** begin LISTED RECORDS **

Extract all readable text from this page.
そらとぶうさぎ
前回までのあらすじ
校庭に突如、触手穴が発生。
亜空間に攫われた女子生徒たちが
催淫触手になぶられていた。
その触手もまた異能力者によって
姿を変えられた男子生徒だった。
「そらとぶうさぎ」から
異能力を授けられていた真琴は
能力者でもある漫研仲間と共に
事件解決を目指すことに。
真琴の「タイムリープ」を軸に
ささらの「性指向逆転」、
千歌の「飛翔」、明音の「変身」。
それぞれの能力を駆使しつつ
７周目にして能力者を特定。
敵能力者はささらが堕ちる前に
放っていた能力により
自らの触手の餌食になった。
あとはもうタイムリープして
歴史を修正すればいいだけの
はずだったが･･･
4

** end LISTED RECORDS **
** begin LISTED RECORDS **

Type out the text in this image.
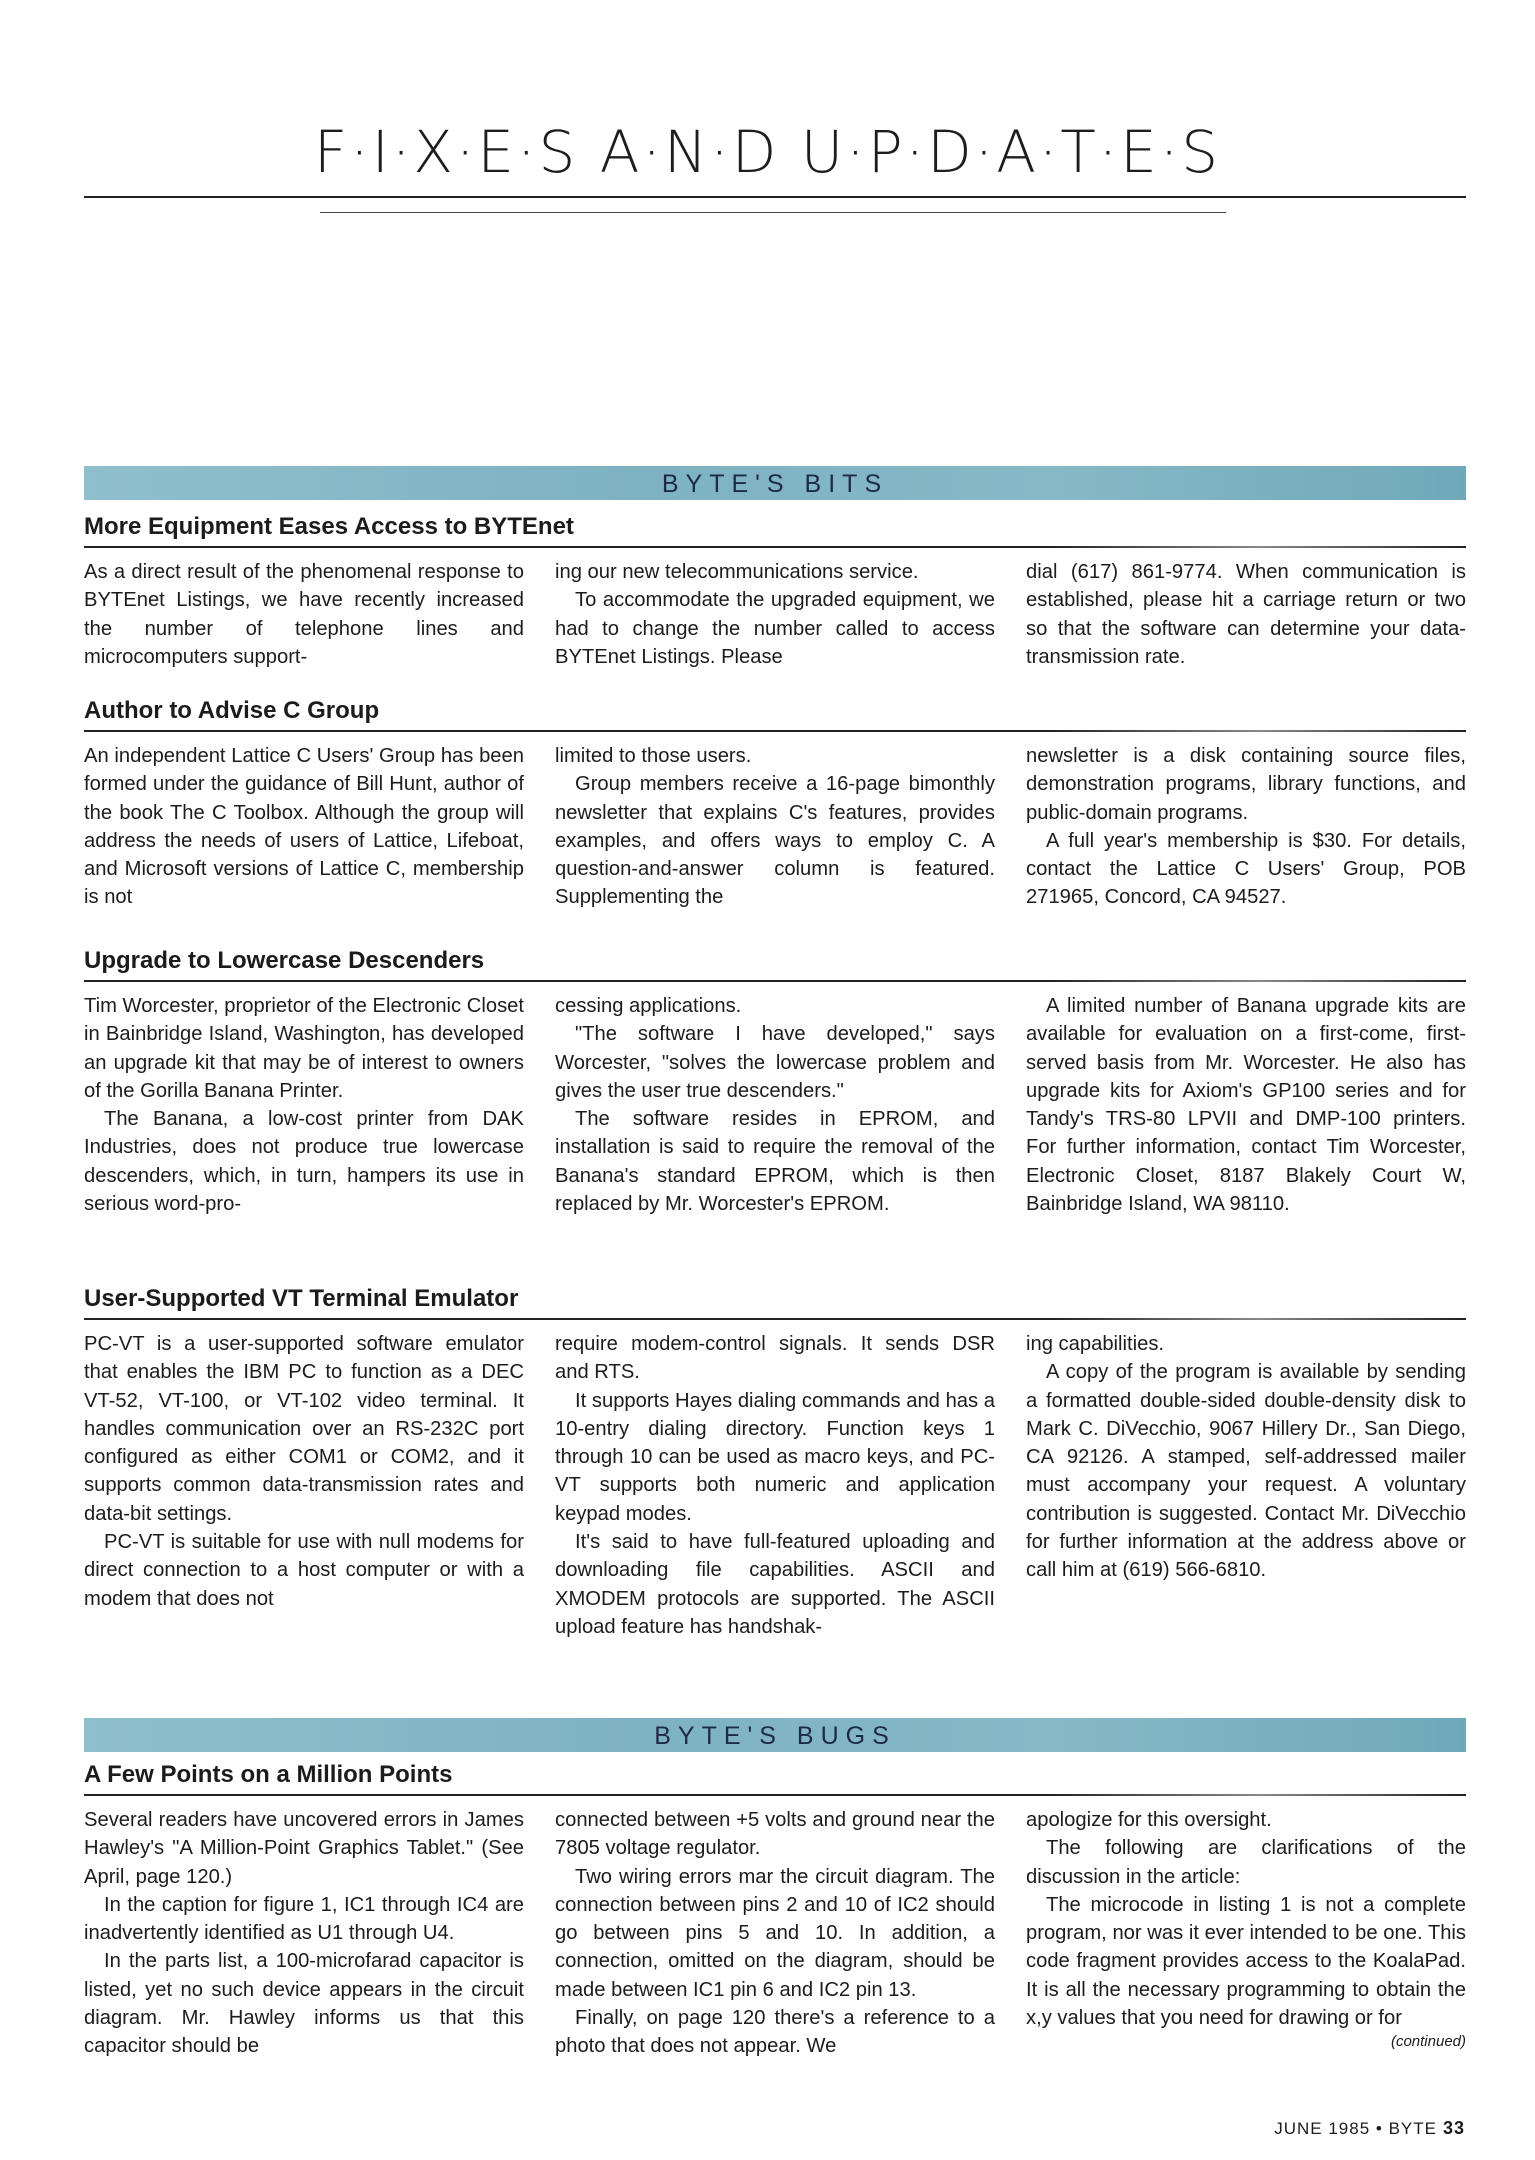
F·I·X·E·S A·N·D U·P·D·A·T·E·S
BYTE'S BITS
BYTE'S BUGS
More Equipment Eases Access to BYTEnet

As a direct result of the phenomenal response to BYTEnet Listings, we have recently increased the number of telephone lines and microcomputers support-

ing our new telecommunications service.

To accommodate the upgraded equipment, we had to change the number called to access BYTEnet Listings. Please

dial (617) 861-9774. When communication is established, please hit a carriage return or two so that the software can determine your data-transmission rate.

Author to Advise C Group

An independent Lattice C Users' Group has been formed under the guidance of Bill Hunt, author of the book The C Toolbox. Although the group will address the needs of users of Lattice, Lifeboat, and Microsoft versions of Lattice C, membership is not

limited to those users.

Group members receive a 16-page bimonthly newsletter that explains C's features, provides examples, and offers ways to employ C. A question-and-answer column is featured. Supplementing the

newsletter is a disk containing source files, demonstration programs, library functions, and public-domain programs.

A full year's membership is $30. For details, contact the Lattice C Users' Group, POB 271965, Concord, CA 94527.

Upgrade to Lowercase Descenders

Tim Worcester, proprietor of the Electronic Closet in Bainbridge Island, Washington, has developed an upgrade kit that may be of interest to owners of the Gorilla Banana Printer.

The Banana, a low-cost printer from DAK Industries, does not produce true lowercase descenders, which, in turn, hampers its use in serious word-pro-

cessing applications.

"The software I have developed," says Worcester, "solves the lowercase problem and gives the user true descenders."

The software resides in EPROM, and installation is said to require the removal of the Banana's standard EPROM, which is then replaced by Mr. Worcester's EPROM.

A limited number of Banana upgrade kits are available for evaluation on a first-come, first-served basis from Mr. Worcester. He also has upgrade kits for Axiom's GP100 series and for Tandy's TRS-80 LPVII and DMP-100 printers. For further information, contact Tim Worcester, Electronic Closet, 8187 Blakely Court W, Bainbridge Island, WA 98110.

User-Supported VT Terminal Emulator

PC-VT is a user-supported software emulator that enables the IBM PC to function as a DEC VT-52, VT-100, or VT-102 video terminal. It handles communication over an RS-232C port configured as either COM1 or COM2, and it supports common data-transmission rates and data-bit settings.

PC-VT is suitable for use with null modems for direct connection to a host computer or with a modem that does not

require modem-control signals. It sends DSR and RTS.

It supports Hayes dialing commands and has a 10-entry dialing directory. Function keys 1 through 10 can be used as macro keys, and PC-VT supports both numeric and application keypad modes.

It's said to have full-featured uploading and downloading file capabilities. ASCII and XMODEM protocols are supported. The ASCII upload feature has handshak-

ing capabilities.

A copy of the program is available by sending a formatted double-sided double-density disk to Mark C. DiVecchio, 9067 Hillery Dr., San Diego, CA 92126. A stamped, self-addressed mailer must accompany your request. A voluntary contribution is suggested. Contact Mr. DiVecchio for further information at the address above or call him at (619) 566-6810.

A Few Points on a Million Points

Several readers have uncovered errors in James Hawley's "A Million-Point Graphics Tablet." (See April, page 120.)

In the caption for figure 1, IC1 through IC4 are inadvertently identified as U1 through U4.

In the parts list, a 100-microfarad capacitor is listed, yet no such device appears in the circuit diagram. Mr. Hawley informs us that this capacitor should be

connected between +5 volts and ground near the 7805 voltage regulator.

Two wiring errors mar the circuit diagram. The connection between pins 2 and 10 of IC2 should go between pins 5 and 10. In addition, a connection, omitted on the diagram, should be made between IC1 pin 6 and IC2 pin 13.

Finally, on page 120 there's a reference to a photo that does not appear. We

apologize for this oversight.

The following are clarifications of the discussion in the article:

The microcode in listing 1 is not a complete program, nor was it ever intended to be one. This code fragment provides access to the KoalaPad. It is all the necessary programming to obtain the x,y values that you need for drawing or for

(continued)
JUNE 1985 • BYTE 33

** end LISTED RECORDS **

● WHAT TO DO: List every line in the records above that contains the word "disk".

● WRITTEN ANSWER:
newsletter is a disk containing source files, demonstration programs, library functions, and public-domain programs.
A copy of the program is available by sending a formatted double-sided double-density disk to Mark C. DiVecchio, 9067 Hillery Dr., San Diego, CA 92126. A stamped, self-addressed mailer must accompany your request. A voluntary contribution is suggested. Contact Mr. DiVecchio for further information at the address above or call him at (619) 566-6810.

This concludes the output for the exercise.